> **WHAT TO PRODUCE**
Each record must be reproduced exactly as it is shown.

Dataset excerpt
——————
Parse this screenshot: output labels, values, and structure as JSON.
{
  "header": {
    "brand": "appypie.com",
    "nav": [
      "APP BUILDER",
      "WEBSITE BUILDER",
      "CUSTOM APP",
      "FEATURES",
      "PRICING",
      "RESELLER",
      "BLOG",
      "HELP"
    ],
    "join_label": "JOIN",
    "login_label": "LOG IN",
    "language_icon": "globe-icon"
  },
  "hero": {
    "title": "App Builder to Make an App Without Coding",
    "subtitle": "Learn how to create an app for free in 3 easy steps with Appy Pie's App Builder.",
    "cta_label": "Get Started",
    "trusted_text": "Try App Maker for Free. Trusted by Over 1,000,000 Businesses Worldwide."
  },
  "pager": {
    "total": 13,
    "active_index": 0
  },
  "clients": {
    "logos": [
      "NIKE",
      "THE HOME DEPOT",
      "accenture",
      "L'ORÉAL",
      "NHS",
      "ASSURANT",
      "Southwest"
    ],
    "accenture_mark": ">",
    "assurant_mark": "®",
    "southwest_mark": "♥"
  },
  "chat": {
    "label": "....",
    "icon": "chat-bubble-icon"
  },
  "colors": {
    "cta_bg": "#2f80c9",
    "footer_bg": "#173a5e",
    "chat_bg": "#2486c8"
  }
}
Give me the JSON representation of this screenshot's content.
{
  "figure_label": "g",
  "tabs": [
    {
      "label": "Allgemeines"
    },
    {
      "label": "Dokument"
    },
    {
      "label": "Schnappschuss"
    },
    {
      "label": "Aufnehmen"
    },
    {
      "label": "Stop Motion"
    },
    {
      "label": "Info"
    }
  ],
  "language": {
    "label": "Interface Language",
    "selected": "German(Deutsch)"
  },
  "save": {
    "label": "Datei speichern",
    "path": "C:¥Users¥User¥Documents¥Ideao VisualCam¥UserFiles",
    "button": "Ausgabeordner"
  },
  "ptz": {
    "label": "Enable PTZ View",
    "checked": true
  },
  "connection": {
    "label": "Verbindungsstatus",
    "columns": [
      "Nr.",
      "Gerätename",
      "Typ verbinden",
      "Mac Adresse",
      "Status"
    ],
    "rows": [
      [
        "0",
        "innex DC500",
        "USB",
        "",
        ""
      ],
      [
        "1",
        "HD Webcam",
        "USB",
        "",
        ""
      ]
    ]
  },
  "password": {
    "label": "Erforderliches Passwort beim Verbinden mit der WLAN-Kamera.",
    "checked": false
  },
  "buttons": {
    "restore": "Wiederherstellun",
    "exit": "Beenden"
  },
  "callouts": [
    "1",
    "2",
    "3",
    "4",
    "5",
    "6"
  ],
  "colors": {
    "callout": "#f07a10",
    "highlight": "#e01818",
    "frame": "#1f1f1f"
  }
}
——————
> **TASK SOLUTION**
Parse this screenshot: output labels, values, and structure as JSON.
{
  "header": {
    "brand": "appypie.com",
    "nav": [
      "APP BUILDER",
      "WEBSITE BUILDER",
      "CUSTOM APP",
      "FEATURES",
      "PRICING",
      "RESELLER",
      "BLOG",
      "HELP"
    ],
    "join_label": "JOIN",
    "login_label": "LOG IN",
    "language_icon": "globe-icon"
  },
  "hero": {
    "title": "App Builder to Make an App Without Coding",
    "subtitle": "Learn how to create an app for free in 3 easy steps with Appy Pie's App Builder.",
    "cta_label": "Get Started",
    "trusted_text": "Try App Maker for Free. Trusted by Over 1,000,000 Businesses Worldwide."
  },
  "pager": {
    "total": 13,
    "active_index": 0
  },
  "clients": {
    "logos": [
      "NIKE",
      "THE HOME DEPOT",
      "accenture",
      "L'ORÉAL",
      "NHS",
      "ASSURANT",
      "Southwest"
    ],
    "accenture_mark": ">",
    "assurant_mark": "®",
    "southwest_mark": "♥"
  },
  "chat": {
    "label": "....",
    "icon": "chat-bubble-icon"
  },
  "colors": {
    "cta_bg": "#2f80c9",
    "footer_bg": "#173a5e",
    "chat_bg": "#2486c8"
  }
}
Give me the JSON representation of this screenshot's content.
{
  "figure_label": "g",
  "tabs": [
    {
      "label": "Allgemeines"
    },
    {
      "label": "Dokument"
    },
    {
      "label": "Schnappschuss"
    },
    {
      "label": "Aufnehmen"
    },
    {
      "label": "Stop Motion"
    },
    {
      "label": "Info"
    }
  ],
  "language": {
    "label": "Interface Language",
    "selected": "German(Deutsch)"
  },
  "save": {
    "label": "Datei speichern",
    "path": "C:¥Users¥User¥Documents¥Ideao VisualCam¥UserFiles",
    "button": "Ausgabeordner"
  },
  "ptz": {
    "label": "Enable PTZ View",
    "checked": true
  },
  "connection": {
    "label": "Verbindungsstatus",
    "columns": [
      "Nr.",
      "Gerätename",
      "Typ verbinden",
      "Mac Adresse",
      "Status"
    ],
    "rows": [
      [
        "0",
        "innex DC500",
        "USB",
        "",
        ""
      ],
      [
        "1",
        "HD Webcam",
        "USB",
        "",
        ""
      ]
    ]
  },
  "password": {
    "label": "Erforderliches Passwort beim Verbinden mit der WLAN-Kamera.",
    "checked": false
  },
  "buttons": {
    "restore": "Wiederherstellun",
    "exit": "Beenden"
  },
  "callouts": [
    "1",
    "2",
    "3",
    "4",
    "5",
    "6"
  ],
  "colors": {
    "callout": "#f07a10",
    "highlight": "#e01818",
    "frame": "#1f1f1f"
  }
}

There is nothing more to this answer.